**Your instructions**
Turn the records below into a single numbered list with one line per item, omitting the blank lines.
--- begin ---
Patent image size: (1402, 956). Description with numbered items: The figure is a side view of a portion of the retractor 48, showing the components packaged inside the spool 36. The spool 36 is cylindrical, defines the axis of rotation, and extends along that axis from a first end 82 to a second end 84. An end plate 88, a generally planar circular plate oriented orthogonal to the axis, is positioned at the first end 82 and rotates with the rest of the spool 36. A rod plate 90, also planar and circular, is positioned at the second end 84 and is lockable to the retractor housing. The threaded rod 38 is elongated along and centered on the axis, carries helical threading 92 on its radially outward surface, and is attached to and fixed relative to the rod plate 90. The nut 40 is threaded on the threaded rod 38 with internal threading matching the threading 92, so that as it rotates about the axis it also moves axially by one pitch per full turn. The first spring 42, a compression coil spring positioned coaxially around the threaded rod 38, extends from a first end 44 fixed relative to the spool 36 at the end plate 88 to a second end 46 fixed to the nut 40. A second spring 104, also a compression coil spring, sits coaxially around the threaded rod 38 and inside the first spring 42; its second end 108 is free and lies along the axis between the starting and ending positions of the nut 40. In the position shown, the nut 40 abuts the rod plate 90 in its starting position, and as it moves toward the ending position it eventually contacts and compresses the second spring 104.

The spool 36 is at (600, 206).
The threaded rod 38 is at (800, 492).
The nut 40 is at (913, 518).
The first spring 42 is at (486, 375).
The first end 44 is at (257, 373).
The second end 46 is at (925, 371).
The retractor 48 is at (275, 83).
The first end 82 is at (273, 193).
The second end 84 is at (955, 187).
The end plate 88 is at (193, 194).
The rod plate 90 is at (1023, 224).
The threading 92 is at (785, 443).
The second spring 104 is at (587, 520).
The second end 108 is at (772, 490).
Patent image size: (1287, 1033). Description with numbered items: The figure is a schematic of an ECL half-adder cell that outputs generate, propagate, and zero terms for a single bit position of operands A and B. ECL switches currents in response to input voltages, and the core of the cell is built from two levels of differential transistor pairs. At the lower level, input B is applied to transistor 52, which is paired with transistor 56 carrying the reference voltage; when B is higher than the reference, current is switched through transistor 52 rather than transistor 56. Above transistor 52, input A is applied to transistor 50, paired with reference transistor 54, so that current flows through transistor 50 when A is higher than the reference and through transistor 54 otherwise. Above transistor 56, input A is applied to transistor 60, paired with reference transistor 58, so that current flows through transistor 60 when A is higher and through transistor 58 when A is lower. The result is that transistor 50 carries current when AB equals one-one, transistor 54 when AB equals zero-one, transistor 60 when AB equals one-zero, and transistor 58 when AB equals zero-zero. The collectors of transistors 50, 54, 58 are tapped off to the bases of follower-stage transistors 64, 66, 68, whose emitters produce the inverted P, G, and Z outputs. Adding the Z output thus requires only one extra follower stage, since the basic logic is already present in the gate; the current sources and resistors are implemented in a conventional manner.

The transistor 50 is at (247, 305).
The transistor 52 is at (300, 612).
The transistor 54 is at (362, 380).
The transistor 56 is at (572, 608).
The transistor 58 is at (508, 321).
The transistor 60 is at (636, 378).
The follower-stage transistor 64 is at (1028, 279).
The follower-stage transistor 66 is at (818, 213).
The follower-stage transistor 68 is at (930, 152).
--- end ---
**Output for this task**
1. Patent image size: (1402, 956). Description with numbered items: The figure is a side view of a portion of the retractor 48, showing the components packaged inside the spool 36. The spool 36 is cylindrical, defines the axis of rotation, and extends along that axis from a first end 82 to a second end 84. An end plate 88, a generally planar circular plate oriented orthogonal to the axis, is positioned at the first end 82 and rotates with the rest of the spool 36. A rod plate 90, also planar and circular, is positioned at the second end 84 and is lockable to the retractor housing. The threaded rod 38 is elongated along and centered on the axis, carries helical threading 92 on its radially outward surface, and is attached to and fixed relative to the rod plate 90. The nut 40 is threaded on the threaded rod 38 with internal threading matching the threading 92, so that as it rotates about the axis it also moves axially by one pitch per full turn. The first spring 42, a compression coil spring positioned coaxially around the threaded rod 38, extends from a first end 44 fixed relative to the spool 36 at the end plate 88 to a second end 46 fixed to the nut 40. A second spring 104, also a compression coil spring, sits coaxially around the threaded rod 38 and inside the first spring 42; its second end 108 is free and lies along the axis between the starting and ending positions of the nut 40. In the position shown, the nut 40 abuts the rod plate 90 in its starting position, and as it moves toward the ending position it eventually contacts and compresses the second spring 104.
2. The spool 36 is at (600, 206).
3. The threaded rod 38 is at (800, 492).
4. The nut 40 is at (913, 518).
5. The first spring 42 is at (486, 375).
6. The first end 44 is at (257, 373).
7. The second end 46 is at (925, 371).
8. The retractor 48 is at (275, 83).
9. The first end 82 is at (273, 193).
10. The second end 84 is at (955, 187).
11. The end plate 88 is at (193, 194).
12. The rod plate 90 is at (1023, 224).
13. The threading 92 is at (785, 443).
14. The second spring 104 is at (587, 520).
15. The second end 108 is at (772, 490).
16. Patent image size: (1287, 1033). Description with numbered items: The figure is a schematic of an ECL half-adder cell that outputs generate, propagate, and zero terms for a single bit position of operands A and B. ECL switches currents in response to input voltages, and the core of the cell is built from two levels of differential transistor pairs. At the lower level, input B is applied to transistor 52, which is paired with transistor 56 carrying the reference voltage; when B is higher than the reference, current is switched through transistor 52 rather than transistor 56. Above transistor 52, input A is applied to transistor 50, paired with reference transistor 54, so that current flows through transistor 50 when A is higher than the reference and through transistor 54 otherwise. Above transistor 56, input A is applied to transistor 60, paired with reference transistor 58, so that current flows through transistor 60 when A is higher and through transistor 58 when A is lower. The result is that transistor 50 carries current when AB equals one-one, transistor 54 when AB equals zero-one, transistor 60 when AB equals one-zero, and transistor 58 when AB equals zero-zero. The collectors of transistors 50, 54, 58 are tapped off to the bases of follower-stage transistors 64, 66, 68, whose emitters produce the inverted P, G, and Z outputs. Adding the Z output thus requires only one extra follower stage, since the basic logic is already present in the gate; the current sources and resistors are implemented in a conventional manner.
17. The transistor 50 is at (247, 305).
18. The transistor 52 is at (300, 612).
19. The transistor 54 is at (362, 380).
20. The transistor 56 is at (572, 608).
21. The transistor 58 is at (508, 321).
22. The transistor 60 is at (636, 378).
23. The follower-stage transistor 64 is at (1028, 279).
24. The follower-stage transistor 66 is at (818, 213).
25. The follower-stage transistor 68 is at (930, 152).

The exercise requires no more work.